--- Begin Information provided ---
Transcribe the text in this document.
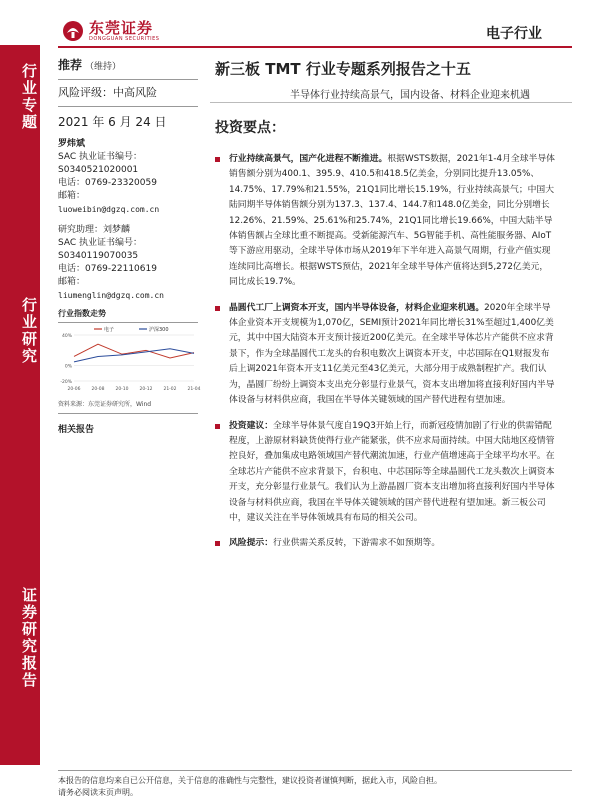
行业专题
行业研究
证券研究报告
东莞证券
DONGGUAN SECURITIES	电子行业
推荐 （维持）
风险评级：中高风险
2021 年 6 月 24 日
罗炜斌
SAC 执业证书编号：
S0340521020001
电话：0769-23320059
邮箱：
luoweibin@dgzq.com.cn
研究助理：刘梦麟
SAC 执业证书编号：
S0340119070035
电话：0769-22110619
邮箱：
liumenglin@dgzq.com.cn
行业指数走势
-20%
0%
40%
20-06 20-08 20-10 20-12 21-02 21-04
电子	沪深300
资料来源：东莞证券研究所，Wind
相关报告
新三板 TMT 行业专题系列报告之十五
半导体行业持续高景气，国内设备、材料企业迎来机遇
投资要点：
行业持续高景气，国产化进程不断推进。根据WSTS数据，2021年1-4月全球半导体销售额分别为400.1、395.9、410.5和418.5亿美金，分别同比提升13.05%、14.75%、17.79%和21.55%，21Q1同比增长15.19%，行业持续高景气；中国大陆同期半导体销售额分别为137.3、137.4、144.7和148.0亿美金，同比分别增长12.26%、21.59%、25.61%和25.74%，21Q1同比增长19.66%，中国大陆半导体销售额占全球比重不断提高。受新能源汽车、5G智能手机、高性能服务器、AIoT等下游应用驱动，全球半导体市场从2019年下半年进入高景气周期，行业产值实现连续同比高增长。根据WSTS预估，2021年全球半导体产值将达到5,272亿美元，同比成长19.7%。
晶圆代工厂上调资本开支，国内半导体设备，材料企业迎来机遇。2020年全球半导体企业资本开支规模为1,070亿，SEMI预计2021年同比增长31%至超过1,400亿美元，其中中国大陆资本开支预计接近200亿美元。在全球半导体芯片产能供不应求背景下，作为全球晶圆代工龙头的台积电数次上调资本开支，中芯国际在Q1财报发布后上调2021年资本开支11亿美元至43亿美元，大部分用于成熟制程扩产。我们认为，晶圆厂纷纷上调资本支出充分彰显行业景气，资本支出增加将直接利好国内半导体设备与材料供应商，我国在半导体关键领域的国产替代进程有望加速。
投资建议：全球半导体景气度自19Q3开始上行，而新冠疫情加剧了行业的供需错配程度，上游原材料缺货使得行业产能紧张，供不应求局面持续。中国大陆地区疫情管控良好，叠加集成电路领域国产替代潮流加速，行业产值增速高于全球平均水平。在全球芯片产能供不应求背景下，台积电、中芯国际等全球晶圆代工龙头数次上调资本开支，充分彰显行业景气。我们认为上游晶圆厂资本支出增加将直接利好国内半导体设备与材料供应商，我国在半导体关键领域的国产替代进程有望加速。新三板公司中，建议关注在半导体领域具有布局的相关公司。
风险提示：行业供需关系反转，下游需求不如预期等。
本报告的信息均来自已公开信息，关于信息的准确性与完整性，建议投资者谨慎判断，据此入市，风险自担。
请务必阅读末页声明。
--- End Information provided ---
Written request:
Transcribe the material exactly, leaving every picture out.

Response to this exercise:
Transcribe the text in this document.
行业专题
行业研究
证券研究报告
东莞证券
DONGGUAN SECURITIES	电子行业
推荐 （维持）
风险评级：中高风险
2021 年 6 月 24 日
罗炜斌
SAC 执业证书编号：
S0340521020001
电话：0769-23320059
邮箱：
luoweibin@dgzq.com.cn
研究助理：刘梦麟
SAC 执业证书编号：
S0340119070035
电话：0769-22110619
邮箱：
liumenglin@dgzq.com.cn
行业指数走势
-20%
0%
40%
20-06 20-08 20-10 20-12 21-02 21-04
电子	沪深300
资料来源：东莞证券研究所，Wind
相关报告
新三板 TMT 行业专题系列报告之十五
半导体行业持续高景气，国内设备、材料企业迎来机遇
投资要点：
行业持续高景气，国产化进程不断推进。根据WSTS数据，2021年1-4月全球半导体销售额分别为400.1、395.9、410.5和418.5亿美金，分别同比提升13.05%、14.75%、17.79%和21.55%，21Q1同比增长15.19%，行业持续高景气；中国大陆同期半导体销售额分别为137.3、137.4、144.7和148.0亿美金，同比分别增长12.26%、21.59%、25.61%和25.74%，21Q1同比增长19.66%，中国大陆半导体销售额占全球比重不断提高。受新能源汽车、5G智能手机、高性能服务器、AIoT等下游应用驱动，全球半导体市场从2019年下半年进入高景气周期，行业产值实现连续同比高增长。根据WSTS预估，2021年全球半导体产值将达到5,272亿美元，同比成长19.7%。
晶圆代工厂上调资本开支，国内半导体设备，材料企业迎来机遇。2020年全球半导体企业资本开支规模为1,070亿，SEMI预计2021年同比增长31%至超过1,400亿美元，其中中国大陆资本开支预计接近200亿美元。在全球半导体芯片产能供不应求背景下，作为全球晶圆代工龙头的台积电数次上调资本开支，中芯国际在Q1财报发布后上调2021年资本开支11亿美元至43亿美元，大部分用于成熟制程扩产。我们认为，晶圆厂纷纷上调资本支出充分彰显行业景气，资本支出增加将直接利好国内半导体设备与材料供应商，我国在半导体关键领域的国产替代进程有望加速。
投资建议：全球半导体景气度自19Q3开始上行，而新冠疫情加剧了行业的供需错配程度，上游原材料缺货使得行业产能紧张，供不应求局面持续。中国大陆地区疫情管控良好，叠加集成电路领域国产替代潮流加速，行业产值增速高于全球平均水平。在全球芯片产能供不应求背景下，台积电、中芯国际等全球晶圆代工龙头数次上调资本开支，充分彰显行业景气。我们认为上游晶圆厂资本支出增加将直接利好国内半导体设备与材料供应商，我国在半导体关键领域的国产替代进程有望加速。新三板公司中，建议关注在半导体领域具有布局的相关公司。
风险提示：行业供需关系反转，下游需求不如预期等。
本报告的信息均来自已公开信息，关于信息的准确性与完整性，建议投资者谨慎判断，据此入市，风险自担。
请务必阅读末页声明。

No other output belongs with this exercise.